§ **QUOTED TEXT**
* BEGIN *

LDA uses these term frequencies to search for patterns and group things together into topics it thinks are related. It's up to the user to interpret these topics and discern underlying patterns. Sorting Marie Gluesenkamp Pérez's tweetset into 5 topics created the following key word associations to each topic for MGP: MPG LDA

It seems like Topic 1 involves canvassing and GOTV messaging with terms like "volunteer", "join", "doors", "Vancouver" (big population center in the district where running up turnout numbers would be important to win). The other topics' words offer some hints at overarching themes, but they are not as easy to discern as the first topic.
TF-IDF scores words based on frequency and rarity, then LDA identifies topics based on these scores. When determining topics, it assigns each word a weight indicating its importance to the topic. To demonstrate this concept, below is a bar graph showing the importance weights for the words in MGP's first topic. ![MGP LDA](/projects/nlp-campaign-messaging/images/mgp_topic1.png) Now, this is all well and good, but it *is* a baseline model, so let's not dive too deep into it and see if we can go ahead and up the ante a bit with more complex modeling.

(back to top)

### Advanced Model -- Non-Negative Matrix Factorization (NMF) on 100-Dimensional Twitter GloVe Vectors #### GloVe (Global Vectors for Word Representation) GloVe is an unsupervised learning algorithm designed by [these dudes](https://nlp.stanford.edu/projects/glove/) at Stanford. It can train on any corpus, but the GloVe model I used was performed on 2 billion tweets, which is important for a few reasons. First, GloVe trains on word-word co-occurence rates, but my model is trained specifically on how words are used together and semantically similar **on Twitter.** Considering the normal corpora used for text classification, Twitter is not newspaper articles, or books, or technical journals, so the word-word codependence rates that develop on twitter are, to a large degree, affected by the character limit itself! Also, the language is more vernacular, and tweets are designed to be shared, commented on, and interacted with. It's just a different semantic universe from other corpora.

* END *

§ **DATA EXTRACT**
* BEGIN *

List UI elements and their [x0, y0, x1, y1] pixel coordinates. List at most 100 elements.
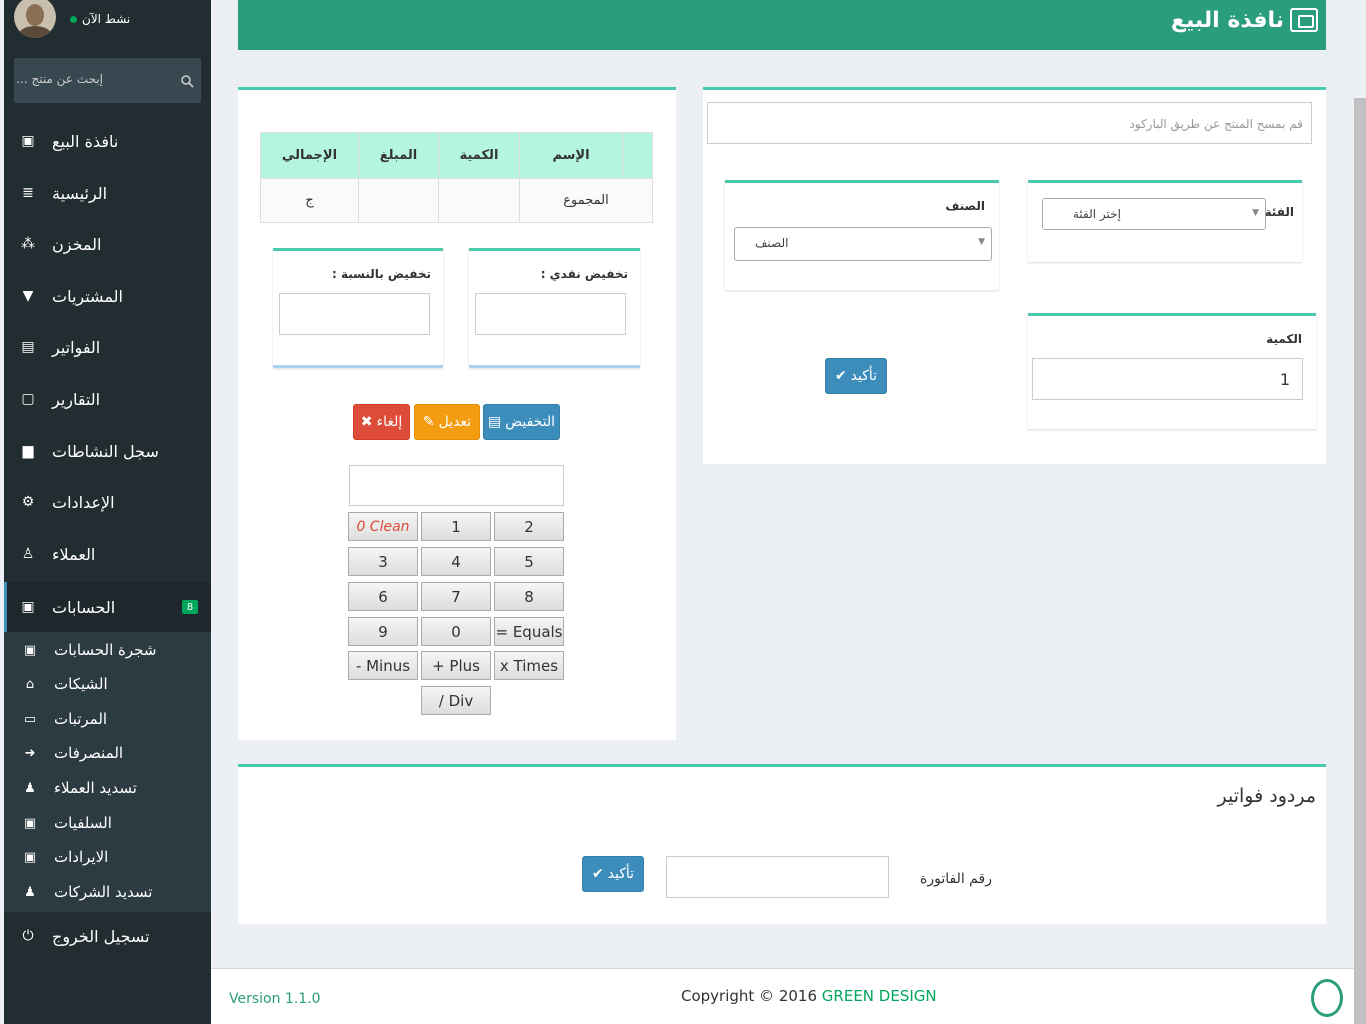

* END *

§ **WHAT IS BEING ASKED**
Please repeat the topic modeling passage from "TF-IDF scores words" up to and including "more complex modeling.", putting "bar chart" in place of "bar graph".

§ **IN RESPONSE**
TF-IDF scores words based on frequency and rarity, then LDA identifies topics based on these scores. When determining topics, it assigns each word a weight indicating its importance to the topic. To demonstrate this concept, below is a bar chart showing the importance weights for the words in MGP's first topic. ![MGP LDA](/projects/nlp-campaign-messaging/images/mgp_topic1.png) Now, this is all well and good, but it *is* a baseline model, so let's not dive too deep into it and see if we can go ahead and up the ante a bit with more complex modeling.